Reproduce all of the data below without alteration; exclude every picture.

(Data records)
————————

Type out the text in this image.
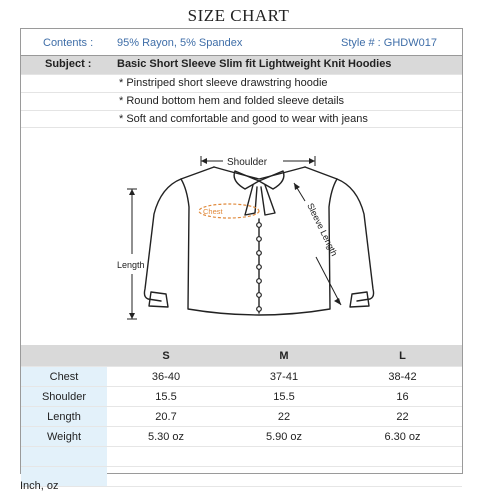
SIZE CHART
Contents : 95% Rayon, 5% Spandex	Style # : GHDW017
Subject : Basic Short Sleeve Slim fit Lightweight Knit Hoodies
* Pinstriped short sleeve drawstring hoodie
* Round bottom hem and folded sleeve details
* Soft and comfortable and good to wear with jeans
Shoulder
Chest
Length
Sleeve Length
	S	M	L
Chest	36-40	37-41	38-42
Shoulder	15.5	15.5	16
Length	20.7	22	22
Weight	5.30 oz	5.90 oz	6.30 oz

Inch, oz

————————

# Exercise answer
Type out the text in this image.
SIZE CHART
Contents : 95% Rayon, 5% Spandex	Style # : GHDW017
Subject : Basic Short Sleeve Slim fit Lightweight Knit Hoodies
* Pinstriped short sleeve drawstring hoodie
* Round bottom hem and folded sleeve details
* Soft and comfortable and good to wear with jeans
Shoulder
Chest
Length
Sleeve Length
	S	M	L
Chest	36-40	37-41	38-42
Shoulder	15.5	15.5	16
Length	20.7	22	22
Weight	5.30 oz	5.90 oz	6.30 oz

Inch, oz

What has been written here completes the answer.